Saturday, January 22, 2011

Reminiscents

Walking in the woods the other day, I was reminded of a smell I like that many people find distasteful; makes them roll their eyes, shake their heads, purse their lips disapprovingly. That remini-scents (ha!) spawned some mental list making.

Smells that tap deeply into my subconscious:

  • A couple of snowmobiles driving by while I'm walking in the wintry woods. I admit it, I like the smell of two-stroke engines--in small doses. I like how the smell lingers even after the mysteriously shrouded, unidentifiable riders shriek off into the distance.

  • Freshly cut 2x4s, sheet rock, drywall compound, the humid, vinegar-y smell of removing layer upon layer of old wallpaper. These are the smells of my childhood living in fixer-uppers.

  • Chainsaws and sawdust. This obviously goes along with the two-stroke engine thing and combines it with the freshly cut wood thing. I've had patients in for hearing tests who smell like chainsaws and sawdust, as if they've just come from the middle of the woods directly to my audio test booth. They usually wear plaid or wool or both. I know they can't smell it on themselves anymore, like farmers and cow-smell or Grandmas and old-lady perfume.

  • The fishing vest/PFD my Dad had when I was a little kid. Sometimes I can almost conjure up an olfactory memory of this. You'd think it would smell like fish, but it didn't. It smelled like something you might pull out of an old first-aid kit--like fabric bandages and Mercurochrome. It smelled like my Dad during summer weekends, safety, protection.

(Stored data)
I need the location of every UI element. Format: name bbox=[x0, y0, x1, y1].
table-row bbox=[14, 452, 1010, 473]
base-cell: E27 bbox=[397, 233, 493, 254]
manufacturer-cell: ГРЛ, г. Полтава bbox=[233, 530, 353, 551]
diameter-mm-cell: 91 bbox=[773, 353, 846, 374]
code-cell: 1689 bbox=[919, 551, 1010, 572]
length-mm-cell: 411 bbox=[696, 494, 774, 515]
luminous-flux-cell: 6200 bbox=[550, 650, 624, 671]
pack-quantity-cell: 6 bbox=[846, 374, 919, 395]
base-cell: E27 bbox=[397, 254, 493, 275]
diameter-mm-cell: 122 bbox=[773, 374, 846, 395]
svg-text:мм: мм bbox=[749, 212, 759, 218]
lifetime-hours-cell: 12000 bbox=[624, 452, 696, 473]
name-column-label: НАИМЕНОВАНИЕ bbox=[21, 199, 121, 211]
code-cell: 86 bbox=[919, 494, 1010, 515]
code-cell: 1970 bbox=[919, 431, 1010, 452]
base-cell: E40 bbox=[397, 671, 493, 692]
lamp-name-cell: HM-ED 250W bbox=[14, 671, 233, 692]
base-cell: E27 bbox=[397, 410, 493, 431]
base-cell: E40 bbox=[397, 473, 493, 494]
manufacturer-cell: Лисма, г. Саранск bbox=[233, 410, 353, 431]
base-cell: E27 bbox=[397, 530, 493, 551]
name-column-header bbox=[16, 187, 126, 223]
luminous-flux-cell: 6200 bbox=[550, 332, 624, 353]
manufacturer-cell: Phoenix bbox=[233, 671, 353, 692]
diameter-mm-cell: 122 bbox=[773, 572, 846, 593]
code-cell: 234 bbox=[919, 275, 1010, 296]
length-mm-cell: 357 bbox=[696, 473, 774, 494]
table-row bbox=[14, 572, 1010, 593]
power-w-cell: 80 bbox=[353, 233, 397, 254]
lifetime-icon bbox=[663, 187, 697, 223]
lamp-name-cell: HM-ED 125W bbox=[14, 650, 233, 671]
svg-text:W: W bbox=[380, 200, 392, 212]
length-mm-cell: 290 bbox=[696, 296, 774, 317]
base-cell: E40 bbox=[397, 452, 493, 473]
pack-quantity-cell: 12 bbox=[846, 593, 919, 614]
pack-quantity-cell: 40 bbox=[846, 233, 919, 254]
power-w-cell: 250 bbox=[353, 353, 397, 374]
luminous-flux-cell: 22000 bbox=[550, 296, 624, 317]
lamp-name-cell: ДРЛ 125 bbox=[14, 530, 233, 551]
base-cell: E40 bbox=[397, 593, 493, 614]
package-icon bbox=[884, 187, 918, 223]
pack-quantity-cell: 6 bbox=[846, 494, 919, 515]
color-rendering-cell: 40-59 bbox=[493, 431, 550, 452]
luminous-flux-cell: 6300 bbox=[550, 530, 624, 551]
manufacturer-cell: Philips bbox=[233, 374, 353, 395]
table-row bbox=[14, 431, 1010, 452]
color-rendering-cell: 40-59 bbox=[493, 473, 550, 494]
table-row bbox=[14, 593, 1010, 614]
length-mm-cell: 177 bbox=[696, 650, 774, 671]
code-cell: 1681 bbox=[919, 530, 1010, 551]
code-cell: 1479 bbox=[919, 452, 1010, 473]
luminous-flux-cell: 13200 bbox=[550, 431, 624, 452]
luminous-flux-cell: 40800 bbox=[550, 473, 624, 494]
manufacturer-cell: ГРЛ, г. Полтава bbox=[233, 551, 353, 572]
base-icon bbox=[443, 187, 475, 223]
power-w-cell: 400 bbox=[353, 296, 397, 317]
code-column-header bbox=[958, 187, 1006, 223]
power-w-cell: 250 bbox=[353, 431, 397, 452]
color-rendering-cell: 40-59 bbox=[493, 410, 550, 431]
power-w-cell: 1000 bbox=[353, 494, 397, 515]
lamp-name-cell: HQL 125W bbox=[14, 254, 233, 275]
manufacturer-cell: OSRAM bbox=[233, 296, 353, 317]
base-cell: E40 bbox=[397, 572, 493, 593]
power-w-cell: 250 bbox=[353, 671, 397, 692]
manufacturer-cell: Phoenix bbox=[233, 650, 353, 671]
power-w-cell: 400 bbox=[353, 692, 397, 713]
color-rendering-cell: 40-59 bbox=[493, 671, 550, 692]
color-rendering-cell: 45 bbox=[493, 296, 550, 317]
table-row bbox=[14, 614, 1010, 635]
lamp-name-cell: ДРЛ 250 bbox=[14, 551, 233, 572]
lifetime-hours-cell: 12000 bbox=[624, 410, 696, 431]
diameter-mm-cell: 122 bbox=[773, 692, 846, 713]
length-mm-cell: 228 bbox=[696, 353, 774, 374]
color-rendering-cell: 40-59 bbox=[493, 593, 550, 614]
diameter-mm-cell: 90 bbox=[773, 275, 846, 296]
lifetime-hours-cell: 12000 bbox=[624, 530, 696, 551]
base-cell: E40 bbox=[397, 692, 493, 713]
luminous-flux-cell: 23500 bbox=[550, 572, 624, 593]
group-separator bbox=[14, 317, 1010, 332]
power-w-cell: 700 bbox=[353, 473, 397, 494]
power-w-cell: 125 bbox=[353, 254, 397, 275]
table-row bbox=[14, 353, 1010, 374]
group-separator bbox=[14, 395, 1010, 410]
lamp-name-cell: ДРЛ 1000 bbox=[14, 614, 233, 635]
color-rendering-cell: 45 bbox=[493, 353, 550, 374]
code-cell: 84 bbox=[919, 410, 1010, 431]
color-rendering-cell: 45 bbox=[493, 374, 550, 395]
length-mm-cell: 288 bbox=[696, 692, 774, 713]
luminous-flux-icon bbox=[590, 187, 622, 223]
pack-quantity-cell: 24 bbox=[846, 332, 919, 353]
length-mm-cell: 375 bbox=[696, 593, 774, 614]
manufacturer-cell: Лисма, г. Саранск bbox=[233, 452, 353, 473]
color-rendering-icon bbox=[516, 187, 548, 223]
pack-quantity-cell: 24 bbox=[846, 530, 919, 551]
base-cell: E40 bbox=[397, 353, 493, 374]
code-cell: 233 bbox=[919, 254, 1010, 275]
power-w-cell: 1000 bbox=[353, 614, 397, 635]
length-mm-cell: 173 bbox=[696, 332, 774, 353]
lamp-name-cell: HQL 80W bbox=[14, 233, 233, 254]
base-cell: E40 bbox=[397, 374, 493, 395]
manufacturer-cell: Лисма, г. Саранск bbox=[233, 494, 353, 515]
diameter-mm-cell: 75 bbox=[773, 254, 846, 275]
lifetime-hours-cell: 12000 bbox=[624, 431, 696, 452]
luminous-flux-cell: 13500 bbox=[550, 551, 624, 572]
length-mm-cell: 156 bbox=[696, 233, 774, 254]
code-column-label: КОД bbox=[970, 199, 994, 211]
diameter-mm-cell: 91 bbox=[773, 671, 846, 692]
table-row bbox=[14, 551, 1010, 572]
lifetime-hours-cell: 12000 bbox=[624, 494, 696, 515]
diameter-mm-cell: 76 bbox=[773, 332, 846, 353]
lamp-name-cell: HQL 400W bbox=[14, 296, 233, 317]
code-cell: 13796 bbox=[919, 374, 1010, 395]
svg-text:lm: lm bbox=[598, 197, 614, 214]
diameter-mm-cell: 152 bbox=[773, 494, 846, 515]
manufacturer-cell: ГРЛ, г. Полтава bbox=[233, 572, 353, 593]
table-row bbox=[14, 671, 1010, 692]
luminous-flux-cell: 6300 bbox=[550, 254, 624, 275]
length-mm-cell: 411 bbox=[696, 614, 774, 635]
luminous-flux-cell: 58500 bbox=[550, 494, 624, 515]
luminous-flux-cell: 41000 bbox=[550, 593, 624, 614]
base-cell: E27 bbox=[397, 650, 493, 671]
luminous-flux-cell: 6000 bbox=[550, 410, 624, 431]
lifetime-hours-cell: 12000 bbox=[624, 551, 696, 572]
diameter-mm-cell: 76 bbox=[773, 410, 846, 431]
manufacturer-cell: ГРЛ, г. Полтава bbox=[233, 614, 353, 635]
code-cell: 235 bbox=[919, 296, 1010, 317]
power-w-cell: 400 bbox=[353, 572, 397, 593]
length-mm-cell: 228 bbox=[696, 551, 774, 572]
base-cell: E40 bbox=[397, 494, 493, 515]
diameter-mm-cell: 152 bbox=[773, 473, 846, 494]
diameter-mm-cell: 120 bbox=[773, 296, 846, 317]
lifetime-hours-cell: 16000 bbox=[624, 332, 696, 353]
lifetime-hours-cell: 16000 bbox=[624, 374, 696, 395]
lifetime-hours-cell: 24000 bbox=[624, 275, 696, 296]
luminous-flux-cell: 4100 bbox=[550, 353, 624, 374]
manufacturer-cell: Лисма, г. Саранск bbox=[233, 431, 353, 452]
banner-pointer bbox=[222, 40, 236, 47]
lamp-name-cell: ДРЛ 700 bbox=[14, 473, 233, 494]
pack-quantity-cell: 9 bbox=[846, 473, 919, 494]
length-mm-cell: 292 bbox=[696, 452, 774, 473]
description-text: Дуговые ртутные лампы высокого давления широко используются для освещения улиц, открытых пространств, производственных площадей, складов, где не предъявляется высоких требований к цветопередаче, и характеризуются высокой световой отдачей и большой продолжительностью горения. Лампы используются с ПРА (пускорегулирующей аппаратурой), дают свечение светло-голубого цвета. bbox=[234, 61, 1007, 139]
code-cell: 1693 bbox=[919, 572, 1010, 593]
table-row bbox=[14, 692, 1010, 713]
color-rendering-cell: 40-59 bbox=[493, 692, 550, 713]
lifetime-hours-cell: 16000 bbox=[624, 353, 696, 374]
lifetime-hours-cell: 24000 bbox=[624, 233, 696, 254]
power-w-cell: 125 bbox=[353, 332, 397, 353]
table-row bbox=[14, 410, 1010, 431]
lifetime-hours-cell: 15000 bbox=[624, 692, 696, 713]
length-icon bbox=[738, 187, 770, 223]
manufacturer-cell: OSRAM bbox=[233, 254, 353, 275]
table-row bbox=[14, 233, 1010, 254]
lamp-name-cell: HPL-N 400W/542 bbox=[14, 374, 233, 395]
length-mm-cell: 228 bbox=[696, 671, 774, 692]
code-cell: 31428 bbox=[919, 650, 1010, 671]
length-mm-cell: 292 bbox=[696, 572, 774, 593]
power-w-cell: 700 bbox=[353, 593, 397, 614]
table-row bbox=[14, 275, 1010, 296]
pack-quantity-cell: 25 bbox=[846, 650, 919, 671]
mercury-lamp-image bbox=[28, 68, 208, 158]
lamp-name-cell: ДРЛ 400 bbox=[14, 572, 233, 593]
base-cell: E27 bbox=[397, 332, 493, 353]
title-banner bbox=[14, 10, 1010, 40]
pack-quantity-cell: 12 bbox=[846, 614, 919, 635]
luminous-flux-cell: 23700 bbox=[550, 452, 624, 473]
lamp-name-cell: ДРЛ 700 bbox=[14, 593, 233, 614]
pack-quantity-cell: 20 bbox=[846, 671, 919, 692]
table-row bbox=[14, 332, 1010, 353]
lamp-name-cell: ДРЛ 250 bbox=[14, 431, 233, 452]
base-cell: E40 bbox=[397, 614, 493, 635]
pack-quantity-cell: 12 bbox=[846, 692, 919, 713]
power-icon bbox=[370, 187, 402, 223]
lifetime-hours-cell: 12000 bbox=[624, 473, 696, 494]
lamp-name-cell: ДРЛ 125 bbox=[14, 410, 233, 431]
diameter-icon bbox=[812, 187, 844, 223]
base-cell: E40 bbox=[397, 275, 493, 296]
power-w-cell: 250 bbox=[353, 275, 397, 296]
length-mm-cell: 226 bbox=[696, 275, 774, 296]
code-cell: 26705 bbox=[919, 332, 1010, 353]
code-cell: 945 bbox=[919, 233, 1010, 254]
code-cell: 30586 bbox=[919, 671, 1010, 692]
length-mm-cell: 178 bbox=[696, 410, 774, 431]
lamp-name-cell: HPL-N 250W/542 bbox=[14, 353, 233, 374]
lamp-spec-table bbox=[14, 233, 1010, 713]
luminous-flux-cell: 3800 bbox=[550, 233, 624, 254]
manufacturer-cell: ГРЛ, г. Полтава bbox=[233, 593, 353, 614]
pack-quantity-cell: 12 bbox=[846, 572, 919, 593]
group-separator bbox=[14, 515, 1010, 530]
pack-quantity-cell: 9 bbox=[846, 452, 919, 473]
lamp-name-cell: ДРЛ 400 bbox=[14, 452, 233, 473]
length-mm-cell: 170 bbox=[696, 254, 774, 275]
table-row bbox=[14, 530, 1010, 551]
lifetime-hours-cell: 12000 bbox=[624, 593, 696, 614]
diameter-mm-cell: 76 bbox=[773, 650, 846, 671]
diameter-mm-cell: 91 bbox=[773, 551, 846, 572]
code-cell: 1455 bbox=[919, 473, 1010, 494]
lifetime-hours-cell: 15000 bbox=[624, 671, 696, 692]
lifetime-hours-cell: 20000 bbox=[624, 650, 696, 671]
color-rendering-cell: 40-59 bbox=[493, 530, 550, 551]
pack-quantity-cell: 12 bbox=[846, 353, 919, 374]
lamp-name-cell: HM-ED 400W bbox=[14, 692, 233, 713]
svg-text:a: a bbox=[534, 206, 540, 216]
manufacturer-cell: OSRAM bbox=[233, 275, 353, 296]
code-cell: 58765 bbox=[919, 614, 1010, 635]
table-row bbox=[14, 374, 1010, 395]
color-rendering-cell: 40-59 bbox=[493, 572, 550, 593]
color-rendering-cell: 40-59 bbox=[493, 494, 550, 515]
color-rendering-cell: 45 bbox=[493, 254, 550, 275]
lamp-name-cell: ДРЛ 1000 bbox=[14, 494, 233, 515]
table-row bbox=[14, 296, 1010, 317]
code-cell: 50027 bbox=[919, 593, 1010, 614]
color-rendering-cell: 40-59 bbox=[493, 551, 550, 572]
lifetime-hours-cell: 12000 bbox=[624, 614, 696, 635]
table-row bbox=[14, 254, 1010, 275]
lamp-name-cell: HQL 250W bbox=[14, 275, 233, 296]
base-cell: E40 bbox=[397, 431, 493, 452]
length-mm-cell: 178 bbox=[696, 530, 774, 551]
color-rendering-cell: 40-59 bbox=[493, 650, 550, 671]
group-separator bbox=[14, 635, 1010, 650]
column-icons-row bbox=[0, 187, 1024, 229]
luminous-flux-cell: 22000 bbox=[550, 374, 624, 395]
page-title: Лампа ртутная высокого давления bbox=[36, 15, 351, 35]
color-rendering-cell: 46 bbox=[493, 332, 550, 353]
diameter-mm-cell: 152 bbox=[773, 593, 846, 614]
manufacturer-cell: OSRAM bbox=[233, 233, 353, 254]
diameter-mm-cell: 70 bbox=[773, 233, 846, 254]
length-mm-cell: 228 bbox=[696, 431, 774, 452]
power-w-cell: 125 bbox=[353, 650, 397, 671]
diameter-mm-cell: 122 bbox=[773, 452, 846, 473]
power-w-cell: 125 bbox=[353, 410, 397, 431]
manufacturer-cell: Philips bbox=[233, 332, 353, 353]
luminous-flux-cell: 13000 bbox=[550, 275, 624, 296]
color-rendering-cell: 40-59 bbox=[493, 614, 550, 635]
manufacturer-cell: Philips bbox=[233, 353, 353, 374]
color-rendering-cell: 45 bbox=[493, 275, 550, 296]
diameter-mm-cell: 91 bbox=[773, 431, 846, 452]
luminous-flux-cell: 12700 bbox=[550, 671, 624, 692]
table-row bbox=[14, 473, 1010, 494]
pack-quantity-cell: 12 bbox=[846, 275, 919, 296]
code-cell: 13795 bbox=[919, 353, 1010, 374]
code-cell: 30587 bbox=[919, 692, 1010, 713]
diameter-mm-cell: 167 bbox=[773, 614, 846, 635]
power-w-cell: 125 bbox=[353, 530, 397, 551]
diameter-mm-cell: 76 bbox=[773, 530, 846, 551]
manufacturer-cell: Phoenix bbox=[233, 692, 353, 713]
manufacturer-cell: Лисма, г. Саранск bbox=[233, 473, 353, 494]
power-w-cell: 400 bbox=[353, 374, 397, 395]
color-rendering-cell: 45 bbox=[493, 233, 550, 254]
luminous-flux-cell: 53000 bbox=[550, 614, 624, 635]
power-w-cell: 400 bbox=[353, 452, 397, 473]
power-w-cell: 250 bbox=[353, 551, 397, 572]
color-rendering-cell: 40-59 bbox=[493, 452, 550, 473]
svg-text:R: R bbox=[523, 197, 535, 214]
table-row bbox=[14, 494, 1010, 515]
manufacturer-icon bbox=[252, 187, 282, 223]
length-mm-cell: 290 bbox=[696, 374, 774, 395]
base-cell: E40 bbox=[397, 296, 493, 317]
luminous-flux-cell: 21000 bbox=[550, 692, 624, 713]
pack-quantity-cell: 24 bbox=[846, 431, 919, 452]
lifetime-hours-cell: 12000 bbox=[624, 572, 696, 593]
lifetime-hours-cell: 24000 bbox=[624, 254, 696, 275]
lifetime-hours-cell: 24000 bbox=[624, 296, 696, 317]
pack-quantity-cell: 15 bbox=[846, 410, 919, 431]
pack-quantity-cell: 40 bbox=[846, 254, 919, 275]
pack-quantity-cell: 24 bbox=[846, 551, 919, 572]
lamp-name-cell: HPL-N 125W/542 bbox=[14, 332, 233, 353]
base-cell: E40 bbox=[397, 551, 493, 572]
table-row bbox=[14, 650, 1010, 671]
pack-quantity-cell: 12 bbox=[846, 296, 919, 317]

ASSIGNMENT 1 =
According to the blog post about smells, what do the hearing-test patients who smell like chainsaws and sawdust usually wear?
ASSIGNMENT 2 =
List the smells that the blog post about smells ties to the writer's childhood in fixer-uppers.
ASSIGNMENT 3 =
Pick up the blog post about smells after its final sentence and carry it on.

ANSWER AREA 1 =
They usually wear plaid or wool or both.

ANSWER AREA 2 =
- Freshly cut 2x4s
- Sheet rock
- Drywall compound
- The humid, vinegar-y smell of removing layer upon layer of old wallpaper

ANSWER AREA 3 =
  • Warm, blanched peaches slipped of their skins floating in a dishpan of vinegar solution. The sweet smell of summer peaches wafting about with the astringent smell of vinegar takes me right back to when I'd help my mom get the fruit ready for canning --the slippery warmth of the fruit, the satisfying way the skins would pop off and how easily my mom would section the flesh from the pit and slide them into the dishpan.

  • The smell of hours spent outdoors sticking to a person or a pet after coming back inside. It lasts for only a few moments before the indoors pollutes it back to nothing. But if you pay attention you can smell it. Each season has a slightly different kind of smell, with Fall and Winter being the most noticeable and satisfying.

  • Barn smells: hay, straw, silage, grain, minerals & vitamins added to feed, manure, warm-bodied, caramel-colored Jersey's, the clean, milky, stainless-steel smell of the milk house.

What smells can you dig up from your memory?